# INPUT
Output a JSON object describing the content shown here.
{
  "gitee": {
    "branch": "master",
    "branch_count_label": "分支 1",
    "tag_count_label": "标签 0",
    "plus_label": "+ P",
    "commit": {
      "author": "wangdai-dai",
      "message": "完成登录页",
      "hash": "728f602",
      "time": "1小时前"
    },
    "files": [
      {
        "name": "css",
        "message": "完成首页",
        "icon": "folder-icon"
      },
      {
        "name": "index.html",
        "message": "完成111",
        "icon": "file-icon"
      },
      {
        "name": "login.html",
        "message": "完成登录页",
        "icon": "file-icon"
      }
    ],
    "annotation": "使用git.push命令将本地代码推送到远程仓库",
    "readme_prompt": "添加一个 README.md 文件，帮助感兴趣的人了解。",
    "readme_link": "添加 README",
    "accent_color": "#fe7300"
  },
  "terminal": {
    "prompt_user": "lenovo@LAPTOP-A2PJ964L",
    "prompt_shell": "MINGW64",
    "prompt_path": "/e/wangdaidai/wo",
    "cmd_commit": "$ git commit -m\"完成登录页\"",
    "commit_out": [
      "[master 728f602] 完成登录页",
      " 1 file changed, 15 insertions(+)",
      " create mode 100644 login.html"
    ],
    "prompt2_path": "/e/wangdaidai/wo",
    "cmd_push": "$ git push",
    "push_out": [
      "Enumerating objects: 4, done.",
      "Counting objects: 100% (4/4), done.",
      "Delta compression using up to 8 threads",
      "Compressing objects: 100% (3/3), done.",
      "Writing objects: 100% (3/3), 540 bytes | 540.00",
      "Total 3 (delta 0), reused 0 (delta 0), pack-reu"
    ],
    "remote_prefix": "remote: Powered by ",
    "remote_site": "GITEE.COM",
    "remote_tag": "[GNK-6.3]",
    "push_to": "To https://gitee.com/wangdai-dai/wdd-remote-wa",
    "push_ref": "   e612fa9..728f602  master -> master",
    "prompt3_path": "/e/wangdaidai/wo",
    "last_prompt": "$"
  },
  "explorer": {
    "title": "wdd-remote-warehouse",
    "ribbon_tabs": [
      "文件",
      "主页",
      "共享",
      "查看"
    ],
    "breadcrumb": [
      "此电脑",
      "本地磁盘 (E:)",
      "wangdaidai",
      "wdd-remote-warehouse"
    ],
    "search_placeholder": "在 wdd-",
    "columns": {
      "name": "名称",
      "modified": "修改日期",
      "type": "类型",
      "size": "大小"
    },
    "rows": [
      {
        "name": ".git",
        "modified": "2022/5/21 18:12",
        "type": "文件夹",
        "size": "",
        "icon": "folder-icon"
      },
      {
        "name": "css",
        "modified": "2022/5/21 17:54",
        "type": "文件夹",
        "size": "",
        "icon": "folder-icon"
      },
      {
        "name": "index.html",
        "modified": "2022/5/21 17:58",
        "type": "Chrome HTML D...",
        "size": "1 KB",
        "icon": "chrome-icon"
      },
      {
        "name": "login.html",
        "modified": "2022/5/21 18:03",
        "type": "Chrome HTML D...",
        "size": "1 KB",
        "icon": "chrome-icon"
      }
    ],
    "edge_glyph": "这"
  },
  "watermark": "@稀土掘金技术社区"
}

# THE TASK
Repeat every entry exactly, please.

# SOLUTION
Output a JSON object describing the content shown here.
{
  "gitee": {
    "branch": "master",
    "branch_count_label": "分支 1",
    "tag_count_label": "标签 0",
    "plus_label": "+ P",
    "commit": {
      "author": "wangdai-dai",
      "message": "完成登录页",
      "hash": "728f602",
      "time": "1小时前"
    },
    "files": [
      {
        "name": "css",
        "message": "完成首页",
        "icon": "folder-icon"
      },
      {
        "name": "index.html",
        "message": "完成111",
        "icon": "file-icon"
      },
      {
        "name": "login.html",
        "message": "完成登录页",
        "icon": "file-icon"
      }
    ],
    "annotation": "使用git.push命令将本地代码推送到远程仓库",
    "readme_prompt": "添加一个 README.md 文件，帮助感兴趣的人了解。",
    "readme_link": "添加 README",
    "accent_color": "#fe7300"
  },
  "terminal": {
    "prompt_user": "lenovo@LAPTOP-A2PJ964L",
    "prompt_shell": "MINGW64",
    "prompt_path": "/e/wangdaidai/wo",
    "cmd_commit": "$ git commit -m\"完成登录页\"",
    "commit_out": [
      "[master 728f602] 完成登录页",
      " 1 file changed, 15 insertions(+)",
      " create mode 100644 login.html"
    ],
    "prompt2_path": "/e/wangdaidai/wo",
    "cmd_push": "$ git push",
    "push_out": [
      "Enumerating objects: 4, done.",
      "Counting objects: 100% (4/4), done.",
      "Delta compression using up to 8 threads",
      "Compressing objects: 100% (3/3), done.",
      "Writing objects: 100% (3/3), 540 bytes | 540.00",
      "Total 3 (delta 0), reused 0 (delta 0), pack-reu"
    ],
    "remote_prefix": "remote: Powered by ",
    "remote_site": "GITEE.COM",
    "remote_tag": "[GNK-6.3]",
    "push_to": "To https://gitee.com/wangdai-dai/wdd-remote-wa",
    "push_ref": "   e612fa9..728f602  master -> master",
    "prompt3_path": "/e/wangdaidai/wo",
    "last_prompt": "$"
  },
  "explorer": {
    "title": "wdd-remote-warehouse",
    "ribbon_tabs": [
      "文件",
      "主页",
      "共享",
      "查看"
    ],
    "breadcrumb": [
      "此电脑",
      "本地磁盘 (E:)",
      "wangdaidai",
      "wdd-remote-warehouse"
    ],
    "search_placeholder": "在 wdd-",
    "columns": {
      "name": "名称",
      "modified": "修改日期",
      "type": "类型",
      "size": "大小"
    },
    "rows": [
      {
        "name": ".git",
        "modified": "2022/5/21 18:12",
        "type": "文件夹",
        "size": "",
        "icon": "folder-icon"
      },
      {
        "name": "css",
        "modified": "2022/5/21 17:54",
        "type": "文件夹",
        "size": "",
        "icon": "folder-icon"
      },
      {
        "name": "index.html",
        "modified": "2022/5/21 17:58",
        "type": "Chrome HTML D...",
        "size": "1 KB",
        "icon": "chrome-icon"
      },
      {
        "name": "login.html",
        "modified": "2022/5/21 18:03",
        "type": "Chrome HTML D...",
        "size": "1 KB",
        "icon": "chrome-icon"
      }
    ],
    "edge_glyph": "这"
  },
  "watermark": "@稀土掘金技术社区"
}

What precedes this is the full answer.